Set exercise
How many lines in this data contain the string "JSON"? Reply with the number only.

Dataset rows about figures
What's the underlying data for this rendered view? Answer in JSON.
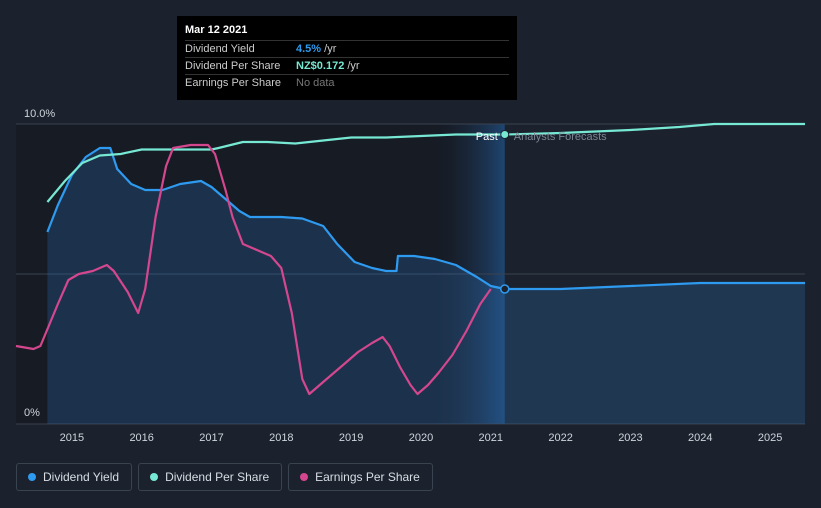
{
  "tooltip": {
    "date": "Mar 12 2021",
    "rows": [
      {
        "label": "Dividend Yield",
        "value": "4.5%",
        "unit": " /yr"
      },
      {
        "label": "Dividend Per Share",
        "value": "NZ$0.172",
        "unit": " /yr"
      },
      {
        "label": "Earnings Per Share",
        "value": "No data",
        "unit": ""
      }
    ]
  },
  "colors": {
    "background": "#1b222d",
    "past_region": "#161b24",
    "dividend_yield": "#2e9bf0",
    "dividend_per_share": "#77e8d3",
    "earnings_per_share": "#d4478e"
  },
  "legend": [
    {
      "label": "Dividend Yield",
      "color": "#2e9bf0"
    },
    {
      "label": "Dividend Per Share",
      "color": "#77e8d3"
    },
    {
      "label": "Earnings Per Share",
      "color": "#d4478e"
    }
  ],
  "chart_data": {
    "type": "line",
    "title": "",
    "xlabel": "",
    "ylabel": "",
    "xlim": [
      2014.2,
      2025.5
    ],
    "ylim": [
      0,
      10
    ],
    "y_tick_labels": [
      {
        "value": 10,
        "label": "10.0%"
      },
      {
        "value": 0,
        "label": "0%"
      }
    ],
    "gridlines": [
      10,
      5
    ],
    "x_ticks": [
      2015,
      2016,
      2017,
      2018,
      2019,
      2020,
      2021,
      2022,
      2023,
      2024,
      2025
    ],
    "x_tick_labels": [
      "2015",
      "2016",
      "2017",
      "2018",
      "2019",
      "2020",
      "2021",
      "2022",
      "2023",
      "2024",
      "2025"
    ],
    "divider_x": 2021.2,
    "divider_labels": {
      "past": "Past",
      "forecast": "Analysts Forecasts"
    },
    "series": [
      {
        "name": "Dividend Yield",
        "color": "#2e9bf0",
        "filled": true,
        "points": [
          [
            2014.65,
            6.4
          ],
          [
            2014.8,
            7.3
          ],
          [
            2015.0,
            8.3
          ],
          [
            2015.2,
            8.9
          ],
          [
            2015.4,
            9.2
          ],
          [
            2015.55,
            9.2
          ],
          [
            2015.65,
            8.5
          ],
          [
            2015.85,
            8.0
          ],
          [
            2016.05,
            7.8
          ],
          [
            2016.3,
            7.8
          ],
          [
            2016.55,
            8.0
          ],
          [
            2016.85,
            8.1
          ],
          [
            2017.0,
            7.9
          ],
          [
            2017.2,
            7.5
          ],
          [
            2017.4,
            7.1
          ],
          [
            2017.55,
            6.9
          ],
          [
            2017.8,
            6.9
          ],
          [
            2018.0,
            6.9
          ],
          [
            2018.3,
            6.85
          ],
          [
            2018.6,
            6.6
          ],
          [
            2018.8,
            6.0
          ],
          [
            2019.05,
            5.4
          ],
          [
            2019.3,
            5.2
          ],
          [
            2019.5,
            5.1
          ],
          [
            2019.65,
            5.1
          ],
          [
            2019.67,
            5.6
          ],
          [
            2019.9,
            5.6
          ],
          [
            2020.2,
            5.5
          ],
          [
            2020.5,
            5.3
          ],
          [
            2020.8,
            4.9
          ],
          [
            2021.0,
            4.6
          ],
          [
            2021.2,
            4.5
          ],
          [
            2022.0,
            4.5
          ],
          [
            2023.0,
            4.6
          ],
          [
            2024.0,
            4.7
          ],
          [
            2024.5,
            4.7
          ],
          [
            2025.5,
            4.7
          ]
        ]
      },
      {
        "name": "Dividend Per Share",
        "color": "#77e8d3",
        "filled": false,
        "points": [
          [
            2014.65,
            7.4
          ],
          [
            2014.9,
            8.1
          ],
          [
            2015.15,
            8.7
          ],
          [
            2015.4,
            8.95
          ],
          [
            2015.7,
            9.0
          ],
          [
            2016.0,
            9.15
          ],
          [
            2016.4,
            9.15
          ],
          [
            2017.0,
            9.15
          ],
          [
            2017.1,
            9.2
          ],
          [
            2017.45,
            9.4
          ],
          [
            2017.8,
            9.4
          ],
          [
            2018.2,
            9.35
          ],
          [
            2018.6,
            9.45
          ],
          [
            2019.0,
            9.55
          ],
          [
            2019.5,
            9.55
          ],
          [
            2020.0,
            9.6
          ],
          [
            2020.5,
            9.65
          ],
          [
            2021.0,
            9.65
          ],
          [
            2021.2,
            9.65
          ],
          [
            2022.0,
            9.7
          ],
          [
            2023.0,
            9.8
          ],
          [
            2023.7,
            9.9
          ],
          [
            2024.2,
            10.0
          ],
          [
            2024.5,
            10.0
          ],
          [
            2025.5,
            10.0
          ]
        ]
      },
      {
        "name": "Earnings Per Share",
        "color": "#d4478e",
        "filled": false,
        "points": [
          [
            2014.2,
            2.6
          ],
          [
            2014.45,
            2.5
          ],
          [
            2014.55,
            2.6
          ],
          [
            2014.8,
            4.0
          ],
          [
            2014.95,
            4.8
          ],
          [
            2015.1,
            5.0
          ],
          [
            2015.3,
            5.1
          ],
          [
            2015.5,
            5.3
          ],
          [
            2015.6,
            5.1
          ],
          [
            2015.8,
            4.4
          ],
          [
            2015.95,
            3.7
          ],
          [
            2016.05,
            4.5
          ],
          [
            2016.2,
            6.9
          ],
          [
            2016.35,
            8.6
          ],
          [
            2016.45,
            9.2
          ],
          [
            2016.7,
            9.3
          ],
          [
            2016.95,
            9.3
          ],
          [
            2017.05,
            9.0
          ],
          [
            2017.2,
            7.8
          ],
          [
            2017.3,
            6.9
          ],
          [
            2017.45,
            6.0
          ],
          [
            2017.65,
            5.8
          ],
          [
            2017.85,
            5.6
          ],
          [
            2018.0,
            5.2
          ],
          [
            2018.15,
            3.7
          ],
          [
            2018.3,
            1.5
          ],
          [
            2018.4,
            1.0
          ],
          [
            2018.6,
            1.4
          ],
          [
            2018.9,
            2.0
          ],
          [
            2019.1,
            2.4
          ],
          [
            2019.3,
            2.7
          ],
          [
            2019.45,
            2.9
          ],
          [
            2019.55,
            2.6
          ],
          [
            2019.7,
            1.9
          ],
          [
            2019.85,
            1.3
          ],
          [
            2019.95,
            1.0
          ],
          [
            2020.1,
            1.3
          ],
          [
            2020.25,
            1.7
          ],
          [
            2020.45,
            2.3
          ],
          [
            2020.65,
            3.1
          ],
          [
            2020.85,
            4.0
          ],
          [
            2021.0,
            4.5
          ]
        ]
      }
    ]
  }
}
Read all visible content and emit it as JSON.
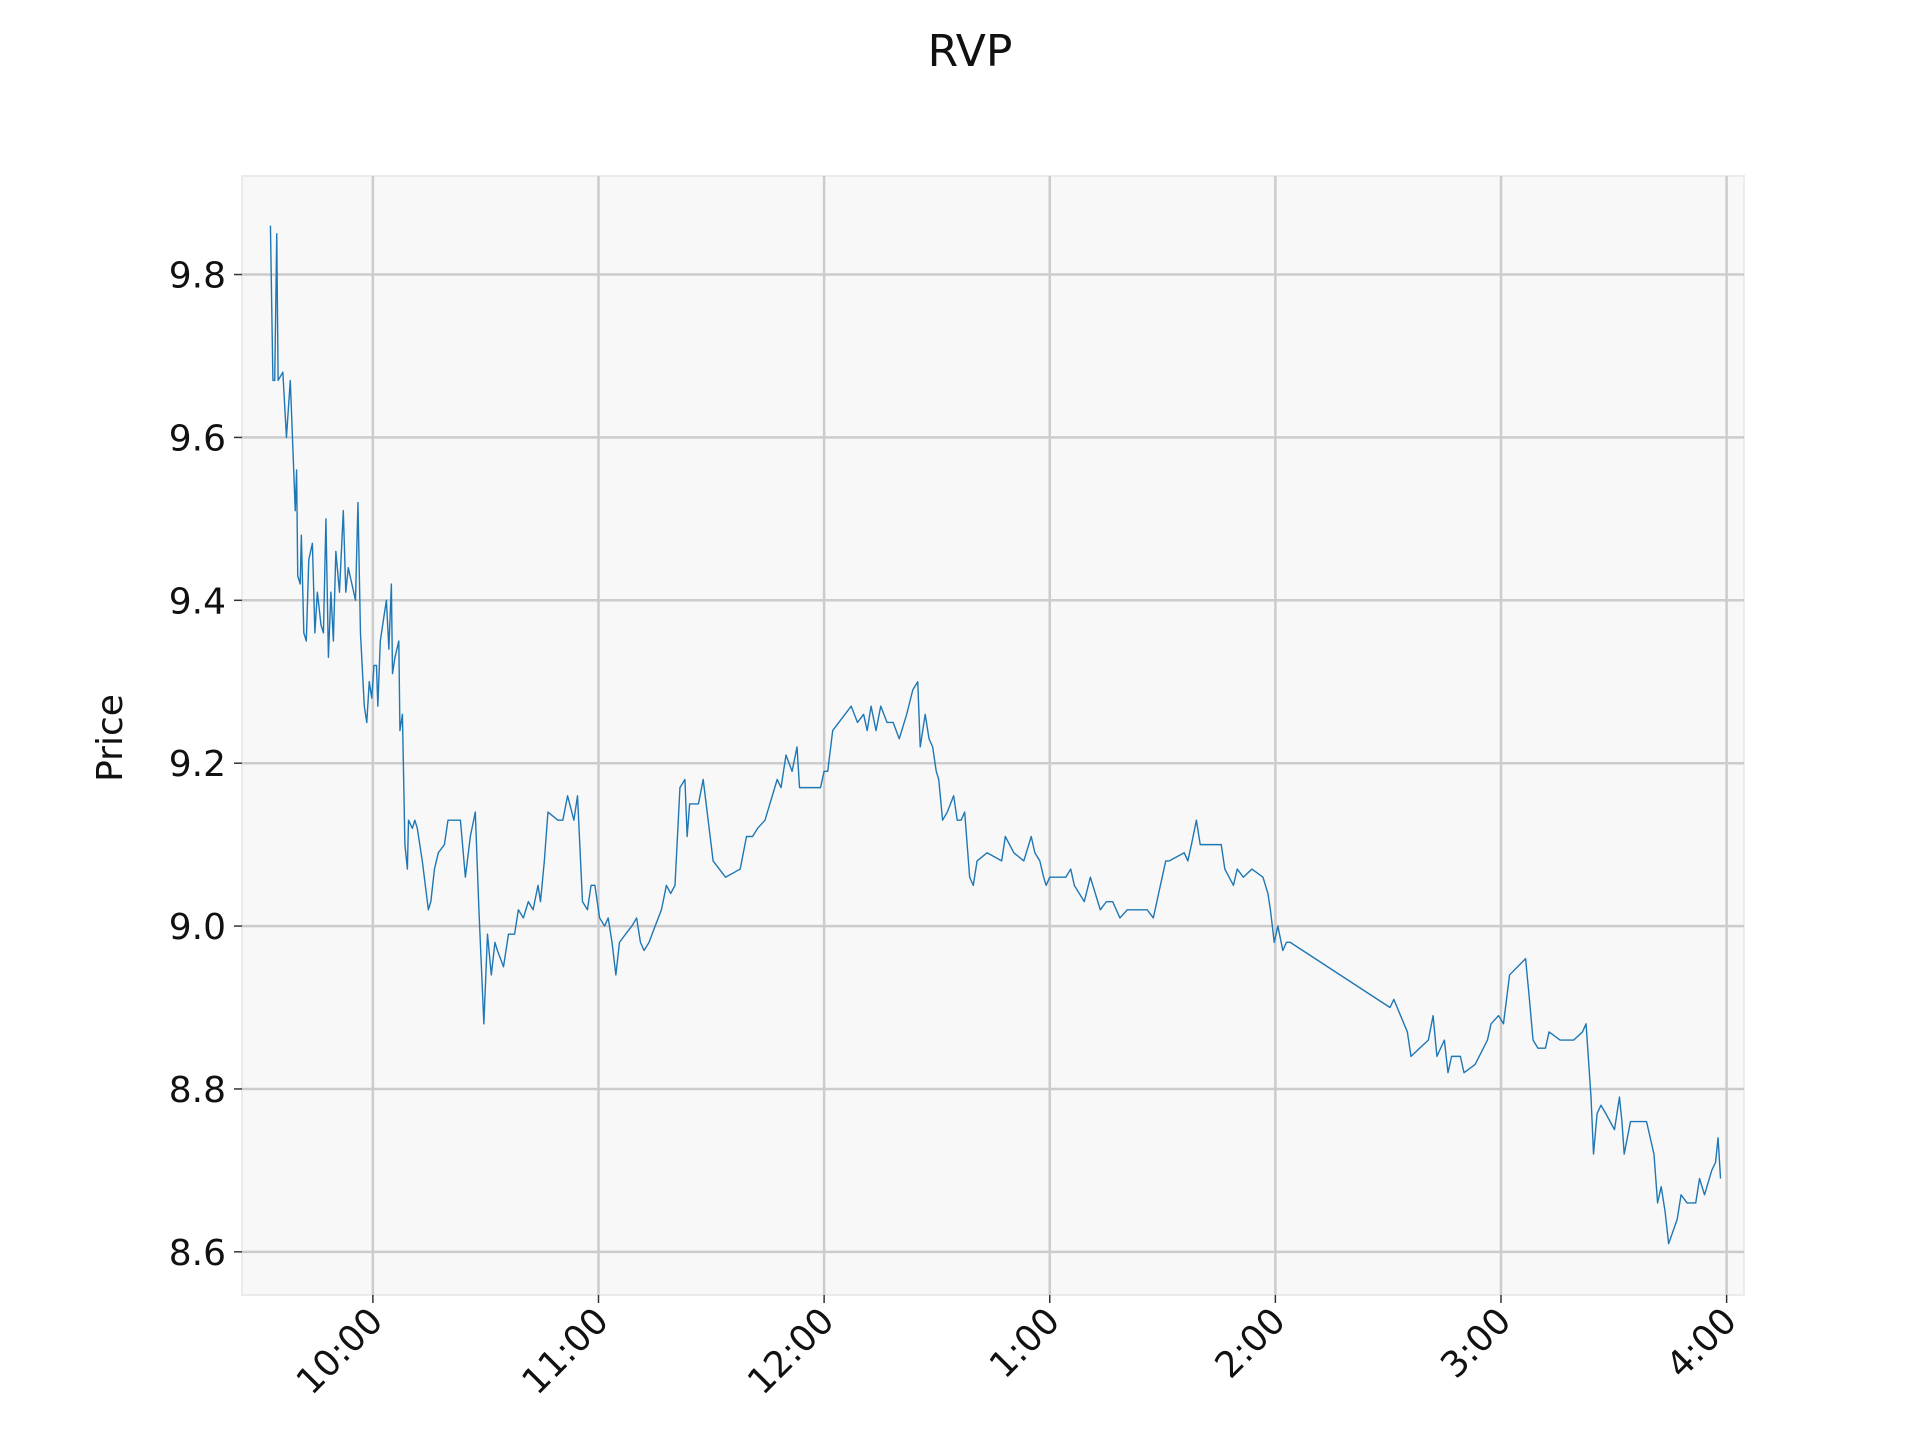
{
  "chart_data": {
    "type": "line",
    "title": "RVP",
    "ylabel": "Price",
    "x": [
      9.546,
      9.557,
      9.565,
      9.574,
      9.58,
      9.601,
      9.617,
      9.634,
      9.645,
      9.656,
      9.662,
      9.667,
      9.678,
      9.683,
      9.694,
      9.705,
      9.716,
      9.732,
      9.743,
      9.754,
      9.77,
      9.781,
      9.792,
      9.803,
      9.814,
      9.825,
      9.836,
      9.852,
      9.869,
      9.88,
      9.891,
      9.907,
      9.923,
      9.934,
      9.945,
      9.962,
      9.973,
      9.984,
      9.995,
      10.005,
      10.016,
      10.022,
      10.033,
      10.049,
      10.06,
      10.071,
      10.082,
      10.087,
      10.098,
      10.115,
      10.12,
      10.131,
      10.142,
      10.153,
      10.158,
      10.175,
      10.186,
      10.197,
      10.219,
      10.246,
      10.257,
      10.273,
      10.29,
      10.317,
      10.333,
      10.35,
      10.388,
      10.41,
      10.432,
      10.454,
      10.47,
      10.492,
      10.508,
      10.525,
      10.541,
      10.552,
      10.579,
      10.601,
      10.628,
      10.645,
      10.667,
      10.689,
      10.71,
      10.732,
      10.743,
      10.76,
      10.776,
      10.82,
      10.842,
      10.863,
      10.891,
      10.907,
      10.929,
      10.951,
      10.967,
      10.984,
      11.005,
      11.027,
      11.043,
      11.06,
      11.077,
      11.093,
      11.12,
      11.148,
      11.169,
      11.186,
      11.202,
      11.224,
      11.251,
      11.279,
      11.301,
      11.32,
      11.339,
      11.361,
      11.383,
      11.393,
      11.404,
      11.443,
      11.464,
      11.486,
      11.508,
      11.563,
      11.628,
      11.656,
      11.683,
      11.705,
      11.738,
      11.792,
      11.809,
      11.831,
      11.858,
      11.88,
      11.891,
      11.984,
      12.0,
      12.016,
      12.038,
      12.12,
      12.148,
      12.175,
      12.191,
      12.208,
      12.23,
      12.251,
      12.279,
      12.306,
      12.333,
      12.366,
      12.393,
      12.415,
      12.426,
      12.448,
      12.465,
      12.481,
      12.497,
      12.508,
      12.525,
      12.546,
      12.574,
      12.59,
      12.607,
      12.623,
      12.645,
      12.661,
      12.678,
      12.722,
      12.787,
      12.803,
      12.841,
      12.885,
      12.918,
      12.934,
      12.956,
      12.973,
      12.984,
      13.0,
      13.027,
      13.049,
      13.071,
      13.093,
      13.109,
      13.131,
      13.153,
      13.18,
      13.202,
      13.224,
      13.251,
      13.279,
      13.311,
      13.344,
      13.383,
      13.432,
      13.459,
      13.514,
      13.53,
      13.596,
      13.612,
      13.628,
      13.65,
      13.667,
      13.76,
      13.776,
      13.814,
      13.831,
      13.858,
      13.896,
      13.945,
      13.956,
      13.967,
      13.978,
      13.995,
      14.011,
      14.033,
      14.049,
      14.066,
      14.508,
      14.525,
      14.585,
      14.601,
      14.639,
      14.678,
      14.699,
      14.716,
      14.749,
      14.765,
      14.781,
      14.82,
      14.836,
      14.885,
      14.94,
      14.956,
      14.989,
      15.011,
      15.038,
      15.109,
      15.126,
      15.142,
      15.164,
      15.197,
      15.213,
      15.262,
      15.322,
      15.361,
      15.377,
      15.399,
      15.41,
      15.426,
      15.443,
      15.464,
      15.503,
      15.525,
      15.536,
      15.546,
      15.574,
      15.645,
      15.678,
      15.694,
      15.71,
      15.727,
      15.743,
      15.781,
      15.798,
      15.825,
      15.863,
      15.88,
      15.902,
      15.934,
      15.951,
      15.962,
      15.973
    ],
    "values": [
      9.86,
      9.67,
      9.67,
      9.85,
      9.67,
      9.68,
      9.6,
      9.67,
      9.59,
      9.51,
      9.56,
      9.43,
      9.42,
      9.48,
      9.36,
      9.35,
      9.45,
      9.47,
      9.36,
      9.41,
      9.37,
      9.36,
      9.5,
      9.33,
      9.41,
      9.35,
      9.46,
      9.41,
      9.51,
      9.41,
      9.44,
      9.42,
      9.4,
      9.52,
      9.36,
      9.27,
      9.25,
      9.3,
      9.28,
      9.32,
      9.32,
      9.27,
      9.35,
      9.38,
      9.4,
      9.34,
      9.42,
      9.31,
      9.33,
      9.35,
      9.24,
      9.26,
      9.1,
      9.07,
      9.13,
      9.12,
      9.13,
      9.12,
      9.08,
      9.02,
      9.03,
      9.07,
      9.09,
      9.1,
      9.13,
      9.13,
      9.13,
      9.06,
      9.11,
      9.14,
      9.02,
      8.88,
      8.99,
      8.94,
      8.98,
      8.97,
      8.95,
      8.99,
      8.99,
      9.02,
      9.01,
      9.03,
      9.02,
      9.05,
      9.03,
      9.08,
      9.14,
      9.13,
      9.13,
      9.16,
      9.13,
      9.16,
      9.03,
      9.02,
      9.05,
      9.05,
      9.01,
      9.0,
      9.01,
      8.98,
      8.94,
      8.98,
      8.99,
      9.0,
      9.01,
      8.98,
      8.97,
      8.98,
      9.0,
      9.02,
      9.05,
      9.04,
      9.05,
      9.17,
      9.18,
      9.11,
      9.15,
      9.15,
      9.18,
      9.13,
      9.08,
      9.06,
      9.07,
      9.11,
      9.11,
      9.12,
      9.13,
      9.18,
      9.17,
      9.21,
      9.19,
      9.22,
      9.17,
      9.17,
      9.19,
      9.19,
      9.24,
      9.27,
      9.25,
      9.26,
      9.24,
      9.27,
      9.24,
      9.27,
      9.25,
      9.25,
      9.23,
      9.26,
      9.29,
      9.3,
      9.22,
      9.26,
      9.23,
      9.22,
      9.19,
      9.18,
      9.13,
      9.14,
      9.16,
      9.13,
      9.13,
      9.14,
      9.06,
      9.05,
      9.08,
      9.09,
      9.08,
      9.11,
      9.09,
      9.08,
      9.11,
      9.09,
      9.08,
      9.06,
      9.05,
      9.06,
      9.06,
      9.06,
      9.06,
      9.07,
      9.05,
      9.04,
      9.03,
      9.06,
      9.04,
      9.02,
      9.03,
      9.03,
      9.01,
      9.02,
      9.02,
      9.02,
      9.01,
      9.08,
      9.08,
      9.09,
      9.08,
      9.1,
      9.13,
      9.1,
      9.1,
      9.07,
      9.05,
      9.07,
      9.06,
      9.07,
      9.06,
      9.05,
      9.04,
      9.02,
      8.98,
      9.0,
      8.97,
      8.98,
      8.98,
      8.9,
      8.91,
      8.87,
      8.84,
      8.85,
      8.86,
      8.89,
      8.84,
      8.86,
      8.82,
      8.84,
      8.84,
      8.82,
      8.83,
      8.86,
      8.88,
      8.89,
      8.88,
      8.94,
      8.96,
      8.91,
      8.86,
      8.85,
      8.85,
      8.87,
      8.86,
      8.86,
      8.87,
      8.88,
      8.79,
      8.72,
      8.77,
      8.78,
      8.77,
      8.75,
      8.79,
      8.76,
      8.72,
      8.76,
      8.76,
      8.72,
      8.66,
      8.68,
      8.65,
      8.61,
      8.64,
      8.67,
      8.66,
      8.66,
      8.69,
      8.67,
      8.7,
      8.71,
      8.74,
      8.69
    ],
    "color": "#1f77b4",
    "xlim": [
      9.42,
      16.077
    ],
    "xticks": [
      {
        "value": 10,
        "label": "10:00"
      },
      {
        "value": 11,
        "label": "11:00"
      },
      {
        "value": 12,
        "label": "12:00"
      },
      {
        "value": 13,
        "label": "1:00"
      },
      {
        "value": 14,
        "label": "2:00"
      },
      {
        "value": 15,
        "label": "3:00"
      },
      {
        "value": 16,
        "label": "4:00"
      }
    ],
    "ylim": [
      8.547,
      9.921
    ],
    "yticks": [
      {
        "value": 8.6,
        "label": "8.6"
      },
      {
        "value": 8.8,
        "label": "8.8"
      },
      {
        "value": 9.0,
        "label": "9.0"
      },
      {
        "value": 9.2,
        "label": "9.2"
      },
      {
        "value": 9.4,
        "label": "9.4"
      },
      {
        "value": 9.6,
        "label": "9.6"
      },
      {
        "value": 9.8,
        "label": "9.8"
      }
    ],
    "grid": true
  }
}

Written answer
2